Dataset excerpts
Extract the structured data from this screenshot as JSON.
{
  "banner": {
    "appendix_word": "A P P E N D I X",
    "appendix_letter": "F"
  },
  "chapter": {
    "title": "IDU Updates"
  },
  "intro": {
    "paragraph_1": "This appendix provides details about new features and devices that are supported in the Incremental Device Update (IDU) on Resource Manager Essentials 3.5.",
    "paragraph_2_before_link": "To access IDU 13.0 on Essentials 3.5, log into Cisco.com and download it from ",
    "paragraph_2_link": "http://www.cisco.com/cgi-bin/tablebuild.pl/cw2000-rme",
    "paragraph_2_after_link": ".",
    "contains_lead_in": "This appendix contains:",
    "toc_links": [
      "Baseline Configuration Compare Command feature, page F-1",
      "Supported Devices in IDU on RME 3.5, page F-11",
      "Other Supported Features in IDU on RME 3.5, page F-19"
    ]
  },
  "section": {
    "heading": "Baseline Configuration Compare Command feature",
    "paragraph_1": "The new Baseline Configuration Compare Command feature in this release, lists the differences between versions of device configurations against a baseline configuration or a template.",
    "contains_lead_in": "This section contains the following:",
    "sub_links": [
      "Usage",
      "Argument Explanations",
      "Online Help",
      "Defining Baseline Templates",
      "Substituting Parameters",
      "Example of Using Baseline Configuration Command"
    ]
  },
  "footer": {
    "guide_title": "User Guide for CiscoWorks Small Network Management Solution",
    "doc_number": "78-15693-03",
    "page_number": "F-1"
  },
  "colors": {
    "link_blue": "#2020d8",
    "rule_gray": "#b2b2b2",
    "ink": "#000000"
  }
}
--
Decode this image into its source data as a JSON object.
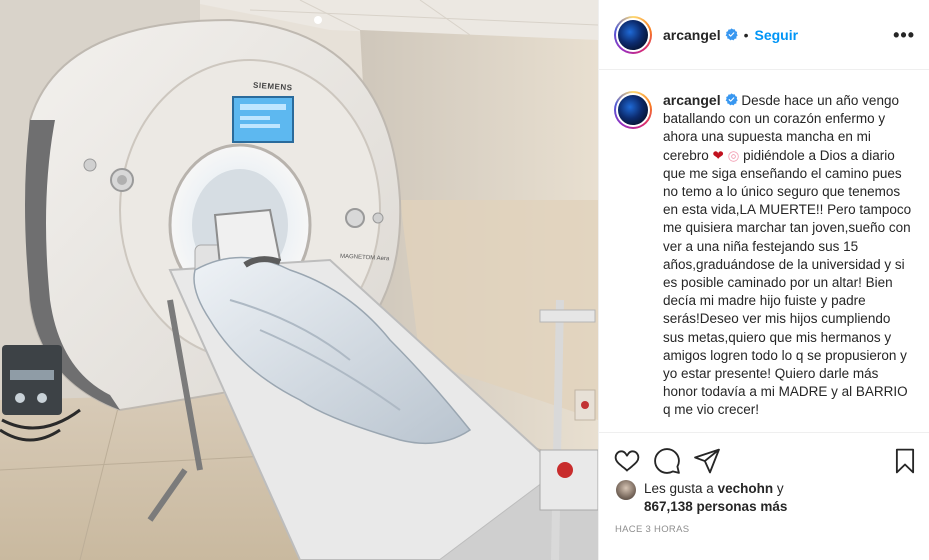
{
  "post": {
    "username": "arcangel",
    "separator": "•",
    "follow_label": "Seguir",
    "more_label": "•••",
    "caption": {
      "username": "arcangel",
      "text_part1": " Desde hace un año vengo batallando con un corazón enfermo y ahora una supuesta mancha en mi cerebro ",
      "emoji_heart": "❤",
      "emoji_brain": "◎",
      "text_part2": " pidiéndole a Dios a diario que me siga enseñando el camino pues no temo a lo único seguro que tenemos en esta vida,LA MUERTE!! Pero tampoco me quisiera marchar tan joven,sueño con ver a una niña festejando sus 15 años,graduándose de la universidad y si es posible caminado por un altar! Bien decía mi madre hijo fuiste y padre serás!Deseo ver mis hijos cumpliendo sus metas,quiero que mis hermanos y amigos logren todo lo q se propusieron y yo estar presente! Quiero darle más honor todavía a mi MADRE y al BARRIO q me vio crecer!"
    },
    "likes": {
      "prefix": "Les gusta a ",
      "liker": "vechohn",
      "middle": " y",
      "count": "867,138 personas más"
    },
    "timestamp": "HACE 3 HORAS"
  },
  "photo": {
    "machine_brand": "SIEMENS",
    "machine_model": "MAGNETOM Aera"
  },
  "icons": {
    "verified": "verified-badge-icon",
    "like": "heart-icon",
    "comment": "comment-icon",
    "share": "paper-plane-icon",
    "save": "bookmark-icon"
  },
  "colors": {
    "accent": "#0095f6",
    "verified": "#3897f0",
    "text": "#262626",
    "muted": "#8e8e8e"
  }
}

Task details
Only a number is needed: how many lines of the material above contain "JSON"?

Final result
2